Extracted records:
○ ○ ○ ○ ○ ○ ○

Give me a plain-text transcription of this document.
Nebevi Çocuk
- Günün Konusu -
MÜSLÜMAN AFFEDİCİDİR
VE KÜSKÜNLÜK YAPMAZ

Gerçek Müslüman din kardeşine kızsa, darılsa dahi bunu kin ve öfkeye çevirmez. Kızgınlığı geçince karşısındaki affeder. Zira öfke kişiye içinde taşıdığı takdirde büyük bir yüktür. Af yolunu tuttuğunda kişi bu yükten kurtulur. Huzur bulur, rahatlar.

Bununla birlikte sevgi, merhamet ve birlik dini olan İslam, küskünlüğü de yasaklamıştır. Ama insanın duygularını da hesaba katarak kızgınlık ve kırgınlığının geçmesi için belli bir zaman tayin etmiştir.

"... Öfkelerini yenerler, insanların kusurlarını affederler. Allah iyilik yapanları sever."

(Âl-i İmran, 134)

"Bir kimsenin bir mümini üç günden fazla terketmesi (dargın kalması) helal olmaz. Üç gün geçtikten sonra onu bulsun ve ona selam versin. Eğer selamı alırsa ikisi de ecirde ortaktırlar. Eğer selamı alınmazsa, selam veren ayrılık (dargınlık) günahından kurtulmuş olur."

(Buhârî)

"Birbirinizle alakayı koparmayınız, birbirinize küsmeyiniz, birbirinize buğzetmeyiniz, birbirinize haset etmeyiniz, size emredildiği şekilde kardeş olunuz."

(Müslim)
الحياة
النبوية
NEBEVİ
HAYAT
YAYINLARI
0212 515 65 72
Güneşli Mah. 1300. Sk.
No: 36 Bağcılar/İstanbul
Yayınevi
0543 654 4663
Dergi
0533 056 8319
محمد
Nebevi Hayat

○ ○ ○ ○ ○ ○ ○

### [Problem statement]
Provide all the records again, word for word.

### [Output of the task]
Give me a plain-text transcription of this document.
Nebevi Çocuk
- Günün Konusu -
MÜSLÜMAN AFFEDİCİDİR
VE KÜSKÜNLÜK YAPMAZ

Gerçek Müslüman din kardeşine kızsa, darılsa dahi bunu kin ve öfkeye çevirmez. Kızgınlığı geçince karşısındaki affeder. Zira öfke kişiye içinde taşıdığı takdirde büyük bir yüktür. Af yolunu tuttuğunda kişi bu yükten kurtulur. Huzur bulur, rahatlar.

Bununla birlikte sevgi, merhamet ve birlik dini olan İslam, küskünlüğü de yasaklamıştır. Ama insanın duygularını da hesaba katarak kızgınlık ve kırgınlığının geçmesi için belli bir zaman tayin etmiştir.

"... Öfkelerini yenerler, insanların kusurlarını affederler. Allah iyilik yapanları sever."

(Âl-i İmran, 134)

"Bir kimsenin bir mümini üç günden fazla terketmesi (dargın kalması) helal olmaz. Üç gün geçtikten sonra onu bulsun ve ona selam versin. Eğer selamı alırsa ikisi de ecirde ortaktırlar. Eğer selamı alınmazsa, selam veren ayrılık (dargınlık) günahından kurtulmuş olur."

(Buhârî)

"Birbirinizle alakayı koparmayınız, birbirinize küsmeyiniz, birbirinize buğzetmeyiniz, birbirinize haset etmeyiniz, size emredildiği şekilde kardeş olunuz."

(Müslim)
الحياة
النبوية
NEBEVİ
HAYAT
YAYINLARI
0212 515 65 72
Güneşli Mah. 1300. Sk.
No: 36 Bağcılar/İstanbul
Yayınevi
0543 654 4663
Dergi
0533 056 8319
محمد
Nebevi Hayat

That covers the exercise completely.